= The task =
Copy out, from the entries below, each line holding the string "examined".
Start of Entries shown
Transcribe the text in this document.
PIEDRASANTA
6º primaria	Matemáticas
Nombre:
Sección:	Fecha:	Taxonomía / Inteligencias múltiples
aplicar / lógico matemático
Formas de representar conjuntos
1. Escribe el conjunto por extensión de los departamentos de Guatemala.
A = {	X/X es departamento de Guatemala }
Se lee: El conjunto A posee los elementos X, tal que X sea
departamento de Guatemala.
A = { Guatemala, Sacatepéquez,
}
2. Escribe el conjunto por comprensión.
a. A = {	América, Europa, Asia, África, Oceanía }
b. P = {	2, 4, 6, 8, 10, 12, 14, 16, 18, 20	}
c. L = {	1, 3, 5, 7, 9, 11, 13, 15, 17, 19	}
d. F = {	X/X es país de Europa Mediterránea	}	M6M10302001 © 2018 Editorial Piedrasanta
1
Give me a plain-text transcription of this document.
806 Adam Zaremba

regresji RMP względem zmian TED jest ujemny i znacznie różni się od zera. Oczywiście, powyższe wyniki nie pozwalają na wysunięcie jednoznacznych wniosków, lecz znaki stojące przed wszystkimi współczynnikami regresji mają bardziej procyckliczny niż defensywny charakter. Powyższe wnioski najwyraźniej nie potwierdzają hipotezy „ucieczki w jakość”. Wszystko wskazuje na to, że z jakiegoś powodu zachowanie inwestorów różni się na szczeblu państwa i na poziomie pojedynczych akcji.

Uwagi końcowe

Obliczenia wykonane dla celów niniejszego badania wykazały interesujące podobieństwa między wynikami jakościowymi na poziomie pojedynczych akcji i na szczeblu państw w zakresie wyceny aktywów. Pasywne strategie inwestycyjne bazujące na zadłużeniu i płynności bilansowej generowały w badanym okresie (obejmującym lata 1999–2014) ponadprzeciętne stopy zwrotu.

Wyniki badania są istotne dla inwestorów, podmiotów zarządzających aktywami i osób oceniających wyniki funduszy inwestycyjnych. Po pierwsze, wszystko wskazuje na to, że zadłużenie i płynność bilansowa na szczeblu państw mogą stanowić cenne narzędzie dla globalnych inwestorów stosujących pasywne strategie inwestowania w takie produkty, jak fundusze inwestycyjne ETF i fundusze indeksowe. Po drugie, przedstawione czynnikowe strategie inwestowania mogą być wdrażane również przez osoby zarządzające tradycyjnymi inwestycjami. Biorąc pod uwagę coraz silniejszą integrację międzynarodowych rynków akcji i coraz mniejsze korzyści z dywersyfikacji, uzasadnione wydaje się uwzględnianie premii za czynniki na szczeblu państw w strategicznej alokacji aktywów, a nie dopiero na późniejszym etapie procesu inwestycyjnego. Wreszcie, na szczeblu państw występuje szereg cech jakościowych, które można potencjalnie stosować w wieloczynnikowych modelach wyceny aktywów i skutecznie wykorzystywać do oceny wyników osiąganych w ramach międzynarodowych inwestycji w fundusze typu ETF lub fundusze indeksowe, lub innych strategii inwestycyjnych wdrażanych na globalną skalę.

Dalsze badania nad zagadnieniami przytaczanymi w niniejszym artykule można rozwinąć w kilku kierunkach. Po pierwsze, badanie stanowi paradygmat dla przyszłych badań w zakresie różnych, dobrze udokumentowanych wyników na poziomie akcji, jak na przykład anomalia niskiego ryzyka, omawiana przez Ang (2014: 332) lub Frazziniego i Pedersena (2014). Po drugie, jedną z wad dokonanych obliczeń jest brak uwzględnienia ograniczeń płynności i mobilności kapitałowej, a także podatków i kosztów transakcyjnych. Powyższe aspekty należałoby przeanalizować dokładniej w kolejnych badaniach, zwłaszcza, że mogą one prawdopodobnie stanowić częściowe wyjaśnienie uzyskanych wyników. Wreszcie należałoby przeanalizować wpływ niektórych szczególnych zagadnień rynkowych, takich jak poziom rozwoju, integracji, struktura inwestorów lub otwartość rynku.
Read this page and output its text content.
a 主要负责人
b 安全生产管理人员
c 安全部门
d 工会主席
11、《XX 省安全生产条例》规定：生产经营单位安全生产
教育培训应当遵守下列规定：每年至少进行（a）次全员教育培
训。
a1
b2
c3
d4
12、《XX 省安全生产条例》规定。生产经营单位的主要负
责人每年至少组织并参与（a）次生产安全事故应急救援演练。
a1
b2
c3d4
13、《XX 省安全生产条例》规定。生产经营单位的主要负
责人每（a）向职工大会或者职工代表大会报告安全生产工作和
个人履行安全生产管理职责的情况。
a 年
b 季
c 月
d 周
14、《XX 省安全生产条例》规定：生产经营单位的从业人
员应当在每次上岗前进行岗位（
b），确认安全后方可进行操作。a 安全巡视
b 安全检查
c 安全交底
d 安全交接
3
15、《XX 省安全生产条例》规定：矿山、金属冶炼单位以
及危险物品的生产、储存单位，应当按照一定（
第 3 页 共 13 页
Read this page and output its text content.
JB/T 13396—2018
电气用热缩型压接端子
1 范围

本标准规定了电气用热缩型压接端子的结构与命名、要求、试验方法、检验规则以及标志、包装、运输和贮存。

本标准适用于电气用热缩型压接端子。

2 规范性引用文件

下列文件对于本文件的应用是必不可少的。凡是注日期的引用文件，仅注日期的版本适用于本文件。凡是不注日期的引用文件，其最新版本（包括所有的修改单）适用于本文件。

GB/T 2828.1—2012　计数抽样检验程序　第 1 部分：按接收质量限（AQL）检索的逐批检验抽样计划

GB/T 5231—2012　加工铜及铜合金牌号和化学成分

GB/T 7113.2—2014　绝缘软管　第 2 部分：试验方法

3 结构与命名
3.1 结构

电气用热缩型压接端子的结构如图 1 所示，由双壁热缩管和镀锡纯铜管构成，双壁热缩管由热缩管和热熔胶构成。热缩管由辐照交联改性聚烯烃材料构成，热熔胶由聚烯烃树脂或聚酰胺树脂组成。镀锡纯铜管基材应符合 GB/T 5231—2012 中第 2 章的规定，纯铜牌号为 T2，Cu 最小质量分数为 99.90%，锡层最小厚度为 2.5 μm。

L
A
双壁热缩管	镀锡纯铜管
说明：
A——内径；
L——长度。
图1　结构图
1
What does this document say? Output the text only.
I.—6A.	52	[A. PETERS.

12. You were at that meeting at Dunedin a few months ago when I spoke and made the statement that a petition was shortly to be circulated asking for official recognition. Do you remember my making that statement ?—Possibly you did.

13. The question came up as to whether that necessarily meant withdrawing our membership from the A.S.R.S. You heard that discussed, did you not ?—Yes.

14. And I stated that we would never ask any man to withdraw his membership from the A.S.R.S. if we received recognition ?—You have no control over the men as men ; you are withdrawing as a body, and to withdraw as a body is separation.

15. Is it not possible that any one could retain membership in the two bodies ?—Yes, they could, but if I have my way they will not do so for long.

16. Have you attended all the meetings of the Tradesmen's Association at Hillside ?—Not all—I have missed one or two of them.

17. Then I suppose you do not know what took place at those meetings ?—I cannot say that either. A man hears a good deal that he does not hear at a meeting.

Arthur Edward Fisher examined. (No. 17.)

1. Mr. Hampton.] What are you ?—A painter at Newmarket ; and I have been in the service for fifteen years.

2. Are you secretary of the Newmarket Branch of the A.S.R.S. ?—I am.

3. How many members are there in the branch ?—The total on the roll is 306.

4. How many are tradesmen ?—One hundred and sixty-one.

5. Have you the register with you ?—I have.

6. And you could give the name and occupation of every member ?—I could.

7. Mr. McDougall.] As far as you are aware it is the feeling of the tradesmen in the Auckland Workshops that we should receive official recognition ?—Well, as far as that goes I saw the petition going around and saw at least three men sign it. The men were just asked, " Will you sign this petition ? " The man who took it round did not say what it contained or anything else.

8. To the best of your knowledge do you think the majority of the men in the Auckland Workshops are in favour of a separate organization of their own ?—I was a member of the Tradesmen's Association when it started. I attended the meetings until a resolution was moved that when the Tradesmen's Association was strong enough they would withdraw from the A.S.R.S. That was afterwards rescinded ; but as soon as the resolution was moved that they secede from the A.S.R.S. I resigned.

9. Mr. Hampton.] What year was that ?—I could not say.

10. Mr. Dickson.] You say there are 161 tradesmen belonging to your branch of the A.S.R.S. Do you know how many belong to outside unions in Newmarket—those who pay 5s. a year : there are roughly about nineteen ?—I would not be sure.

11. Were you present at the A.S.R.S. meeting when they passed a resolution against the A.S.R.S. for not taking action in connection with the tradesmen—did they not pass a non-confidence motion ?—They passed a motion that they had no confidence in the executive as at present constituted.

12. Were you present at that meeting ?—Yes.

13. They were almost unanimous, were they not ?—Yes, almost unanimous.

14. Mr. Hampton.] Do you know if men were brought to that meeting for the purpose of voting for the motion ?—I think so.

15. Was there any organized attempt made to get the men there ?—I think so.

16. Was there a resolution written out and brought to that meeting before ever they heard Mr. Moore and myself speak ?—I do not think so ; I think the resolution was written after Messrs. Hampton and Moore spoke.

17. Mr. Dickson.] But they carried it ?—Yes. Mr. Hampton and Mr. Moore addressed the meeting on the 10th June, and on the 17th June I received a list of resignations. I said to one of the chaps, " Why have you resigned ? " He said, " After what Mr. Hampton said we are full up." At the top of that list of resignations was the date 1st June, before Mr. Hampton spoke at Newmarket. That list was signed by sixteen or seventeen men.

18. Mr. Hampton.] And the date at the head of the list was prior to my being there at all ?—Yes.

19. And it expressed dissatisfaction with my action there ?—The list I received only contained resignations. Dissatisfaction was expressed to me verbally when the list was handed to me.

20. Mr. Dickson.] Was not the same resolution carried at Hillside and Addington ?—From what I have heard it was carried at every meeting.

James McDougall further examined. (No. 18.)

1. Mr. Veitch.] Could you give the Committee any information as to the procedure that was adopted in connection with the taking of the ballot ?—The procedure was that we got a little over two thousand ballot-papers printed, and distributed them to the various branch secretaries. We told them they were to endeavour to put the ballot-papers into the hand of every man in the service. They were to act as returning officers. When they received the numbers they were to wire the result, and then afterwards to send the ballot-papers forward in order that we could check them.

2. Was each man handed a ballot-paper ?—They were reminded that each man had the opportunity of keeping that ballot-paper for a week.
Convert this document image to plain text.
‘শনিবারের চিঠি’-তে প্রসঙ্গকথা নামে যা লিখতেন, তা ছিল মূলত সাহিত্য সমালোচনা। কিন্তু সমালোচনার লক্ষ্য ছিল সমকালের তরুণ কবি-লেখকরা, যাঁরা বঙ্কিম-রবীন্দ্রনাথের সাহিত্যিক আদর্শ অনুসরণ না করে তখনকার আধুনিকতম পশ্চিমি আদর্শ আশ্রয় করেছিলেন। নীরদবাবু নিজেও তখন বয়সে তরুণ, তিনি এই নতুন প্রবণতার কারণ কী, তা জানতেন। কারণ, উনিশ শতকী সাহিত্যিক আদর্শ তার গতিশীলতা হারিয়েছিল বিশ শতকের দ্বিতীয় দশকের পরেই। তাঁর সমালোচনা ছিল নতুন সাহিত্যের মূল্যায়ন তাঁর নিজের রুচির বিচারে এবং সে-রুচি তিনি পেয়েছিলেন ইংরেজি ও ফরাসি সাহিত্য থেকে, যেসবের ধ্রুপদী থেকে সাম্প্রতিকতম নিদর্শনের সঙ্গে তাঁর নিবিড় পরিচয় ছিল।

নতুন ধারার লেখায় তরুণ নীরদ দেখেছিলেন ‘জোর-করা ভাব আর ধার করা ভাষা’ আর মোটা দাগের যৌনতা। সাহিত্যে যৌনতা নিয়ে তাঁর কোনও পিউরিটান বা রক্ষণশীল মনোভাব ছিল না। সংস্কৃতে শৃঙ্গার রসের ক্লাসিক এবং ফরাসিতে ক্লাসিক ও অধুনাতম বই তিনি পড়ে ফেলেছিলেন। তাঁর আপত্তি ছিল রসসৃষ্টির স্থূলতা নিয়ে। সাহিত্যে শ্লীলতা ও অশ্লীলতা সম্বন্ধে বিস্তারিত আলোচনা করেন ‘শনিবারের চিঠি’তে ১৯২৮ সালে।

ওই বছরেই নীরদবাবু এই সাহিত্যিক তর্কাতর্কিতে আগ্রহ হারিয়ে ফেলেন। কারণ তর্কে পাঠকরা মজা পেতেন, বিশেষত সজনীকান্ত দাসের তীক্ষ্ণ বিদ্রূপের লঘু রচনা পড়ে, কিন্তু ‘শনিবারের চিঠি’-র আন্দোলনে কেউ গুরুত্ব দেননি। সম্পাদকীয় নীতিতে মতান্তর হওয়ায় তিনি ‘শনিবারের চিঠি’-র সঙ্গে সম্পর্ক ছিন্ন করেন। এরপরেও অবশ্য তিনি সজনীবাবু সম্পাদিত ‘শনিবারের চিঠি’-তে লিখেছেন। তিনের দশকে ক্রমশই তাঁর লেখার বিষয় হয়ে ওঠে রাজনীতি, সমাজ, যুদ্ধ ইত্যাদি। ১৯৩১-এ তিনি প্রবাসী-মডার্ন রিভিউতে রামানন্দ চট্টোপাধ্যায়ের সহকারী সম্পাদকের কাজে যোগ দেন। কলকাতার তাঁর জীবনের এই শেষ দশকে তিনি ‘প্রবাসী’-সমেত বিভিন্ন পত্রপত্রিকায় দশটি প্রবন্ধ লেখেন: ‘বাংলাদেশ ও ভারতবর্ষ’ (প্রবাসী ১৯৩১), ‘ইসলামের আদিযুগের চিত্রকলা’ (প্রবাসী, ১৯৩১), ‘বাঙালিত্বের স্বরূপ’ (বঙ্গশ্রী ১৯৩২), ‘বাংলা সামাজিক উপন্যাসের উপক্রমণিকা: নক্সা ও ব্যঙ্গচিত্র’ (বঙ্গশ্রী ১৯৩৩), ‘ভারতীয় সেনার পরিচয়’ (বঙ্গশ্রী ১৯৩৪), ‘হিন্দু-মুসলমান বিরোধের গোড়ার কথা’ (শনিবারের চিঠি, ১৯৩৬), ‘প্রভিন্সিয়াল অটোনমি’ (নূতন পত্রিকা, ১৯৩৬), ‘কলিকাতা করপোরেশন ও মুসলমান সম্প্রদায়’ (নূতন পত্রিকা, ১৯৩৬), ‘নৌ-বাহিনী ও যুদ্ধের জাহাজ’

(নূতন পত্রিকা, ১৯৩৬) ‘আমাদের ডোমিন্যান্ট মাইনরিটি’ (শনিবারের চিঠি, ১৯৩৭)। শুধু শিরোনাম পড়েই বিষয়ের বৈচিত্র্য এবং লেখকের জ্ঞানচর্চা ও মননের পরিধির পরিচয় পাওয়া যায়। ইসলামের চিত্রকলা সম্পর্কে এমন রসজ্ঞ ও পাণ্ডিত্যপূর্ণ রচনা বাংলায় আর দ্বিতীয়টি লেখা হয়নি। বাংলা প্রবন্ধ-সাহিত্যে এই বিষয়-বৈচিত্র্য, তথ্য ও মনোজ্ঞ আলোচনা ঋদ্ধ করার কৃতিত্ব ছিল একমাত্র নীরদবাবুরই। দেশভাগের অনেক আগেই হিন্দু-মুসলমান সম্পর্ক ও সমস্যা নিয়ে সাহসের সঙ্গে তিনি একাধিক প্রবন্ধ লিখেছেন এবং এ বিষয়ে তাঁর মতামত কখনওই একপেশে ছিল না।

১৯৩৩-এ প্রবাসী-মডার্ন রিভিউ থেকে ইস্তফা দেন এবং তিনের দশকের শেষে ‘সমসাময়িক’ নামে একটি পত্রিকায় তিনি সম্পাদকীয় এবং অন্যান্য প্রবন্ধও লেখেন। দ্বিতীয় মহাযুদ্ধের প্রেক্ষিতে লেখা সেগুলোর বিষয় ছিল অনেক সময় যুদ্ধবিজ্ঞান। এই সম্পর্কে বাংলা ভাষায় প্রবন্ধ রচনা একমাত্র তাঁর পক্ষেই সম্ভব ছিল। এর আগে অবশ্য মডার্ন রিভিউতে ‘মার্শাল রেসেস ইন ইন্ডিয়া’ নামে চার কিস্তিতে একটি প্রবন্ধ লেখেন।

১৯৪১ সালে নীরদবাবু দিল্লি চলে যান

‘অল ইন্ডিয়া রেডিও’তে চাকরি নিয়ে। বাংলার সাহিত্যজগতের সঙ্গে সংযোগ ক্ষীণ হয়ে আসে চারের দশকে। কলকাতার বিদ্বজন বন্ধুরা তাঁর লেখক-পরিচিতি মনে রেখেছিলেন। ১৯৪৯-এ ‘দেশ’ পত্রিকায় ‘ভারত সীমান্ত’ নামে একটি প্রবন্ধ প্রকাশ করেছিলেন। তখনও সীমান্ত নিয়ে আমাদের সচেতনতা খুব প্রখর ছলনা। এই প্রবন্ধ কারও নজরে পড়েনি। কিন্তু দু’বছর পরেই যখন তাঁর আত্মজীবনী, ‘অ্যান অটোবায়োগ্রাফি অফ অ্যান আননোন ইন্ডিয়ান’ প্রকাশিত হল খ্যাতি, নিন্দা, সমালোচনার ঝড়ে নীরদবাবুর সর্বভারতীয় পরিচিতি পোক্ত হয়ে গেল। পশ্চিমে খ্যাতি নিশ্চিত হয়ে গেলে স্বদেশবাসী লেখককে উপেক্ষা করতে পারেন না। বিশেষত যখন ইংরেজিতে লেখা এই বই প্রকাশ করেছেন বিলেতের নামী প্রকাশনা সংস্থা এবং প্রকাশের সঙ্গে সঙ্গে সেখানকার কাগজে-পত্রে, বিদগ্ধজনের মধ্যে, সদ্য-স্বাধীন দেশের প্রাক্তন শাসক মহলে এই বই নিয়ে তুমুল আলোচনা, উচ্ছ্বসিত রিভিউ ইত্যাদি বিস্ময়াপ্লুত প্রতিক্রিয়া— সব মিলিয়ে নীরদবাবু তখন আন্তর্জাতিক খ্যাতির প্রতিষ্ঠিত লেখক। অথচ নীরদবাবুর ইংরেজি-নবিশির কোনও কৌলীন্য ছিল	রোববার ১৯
End of Entries shown
= Solution for this task =
Arthur Edward Fisher examined. (No. 17.)
James McDougall further examined. (No. 18.)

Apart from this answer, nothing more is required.